Extracted records:
** START **

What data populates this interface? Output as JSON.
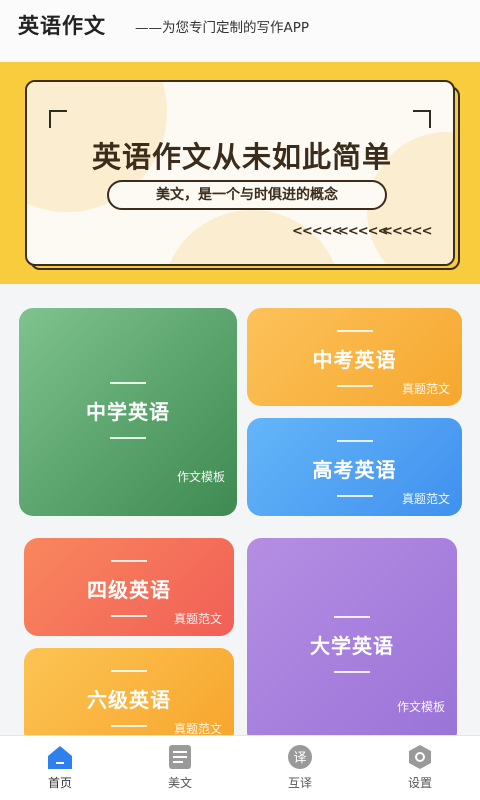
{
  "header": {
    "title": "英语作文",
    "slogan": "——为您专门定制的写作APP"
  },
  "banner": {
    "headline": "英语作文从未如此简单",
    "tagline": "美文，是一个与时俱进的概念",
    "arrows": [
      "<<<<<",
      "<<<<<",
      "<<<<<"
    ]
  },
  "categories": [
    {
      "name": "中学英语",
      "sub": "作文模板",
      "colors": [
        "#7fc38e",
        "#3f8a52"
      ]
    },
    {
      "name": "中考英语",
      "sub": "真题范文",
      "colors": [
        "#fcc25a",
        "#f6a72e"
      ]
    },
    {
      "name": "高考英语",
      "sub": "真题范文",
      "colors": [
        "#64b6f8",
        "#4090ef"
      ]
    },
    {
      "name": "四级英语",
      "sub": "真题范文",
      "colors": [
        "#f9875e",
        "#f15f56"
      ]
    },
    {
      "name": "六级英语",
      "sub": "真题范文",
      "colors": [
        "#fcc453",
        "#f7a52c"
      ]
    },
    {
      "name": "大学英语",
      "sub": "作文模板",
      "colors": [
        "#b58ee3",
        "#9a73d8"
      ]
    }
  ],
  "tabbar": {
    "active_color": "#2f80ed",
    "items": [
      {
        "label": "首页",
        "icon": "home-icon",
        "active": true
      },
      {
        "label": "美文",
        "icon": "article-icon",
        "active": false
      },
      {
        "label": "互译",
        "icon": "translate-icon",
        "active": false
      },
      {
        "label": "设置",
        "icon": "settings-icon",
        "active": false
      }
    ]
  }
}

** END **

* Problem description
Collect each line of the entries that has the word "name", copying it in full.

* Exercise response
      "name": "中学英语",
      "name": "中考英语",
      "name": "高考英语",
      "name": "四级英语",
      "name": "六级英语",
      "name": "大学英语",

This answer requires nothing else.